WHAT IS REQUIRED = Reproduce every entry in the listing without alteration.

GIVEN ENTRIES =

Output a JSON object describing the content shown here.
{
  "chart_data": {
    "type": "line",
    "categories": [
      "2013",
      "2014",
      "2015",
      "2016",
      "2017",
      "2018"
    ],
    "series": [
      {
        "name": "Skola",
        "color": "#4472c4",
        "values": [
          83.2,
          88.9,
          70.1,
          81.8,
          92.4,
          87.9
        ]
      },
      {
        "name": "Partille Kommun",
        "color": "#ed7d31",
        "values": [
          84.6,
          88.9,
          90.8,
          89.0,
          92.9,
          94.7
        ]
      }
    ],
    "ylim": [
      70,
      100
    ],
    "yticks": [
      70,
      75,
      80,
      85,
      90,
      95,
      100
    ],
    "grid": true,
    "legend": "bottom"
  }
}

ANSWER IN FULL =
Output a JSON object describing the content shown here.
{
  "chart_data": {
    "type": "line",
    "categories": [
      "2013",
      "2014",
      "2015",
      "2016",
      "2017",
      "2018"
    ],
    "series": [
      {
        "name": "Skola",
        "color": "#4472c4",
        "values": [
          83.2,
          88.9,
          70.1,
          81.8,
          92.4,
          87.9
        ]
      },
      {
        "name": "Partille Kommun",
        "color": "#ed7d31",
        "values": [
          84.6,
          88.9,
          90.8,
          89.0,
          92.9,
          94.7
        ]
      }
    ],
    "ylim": [
      70,
      100
    ],
    "yticks": [
      70,
      75,
      80,
      85,
      90,
      95,
      100
    ],
    "grid": true,
    "legend": "bottom"
  }
}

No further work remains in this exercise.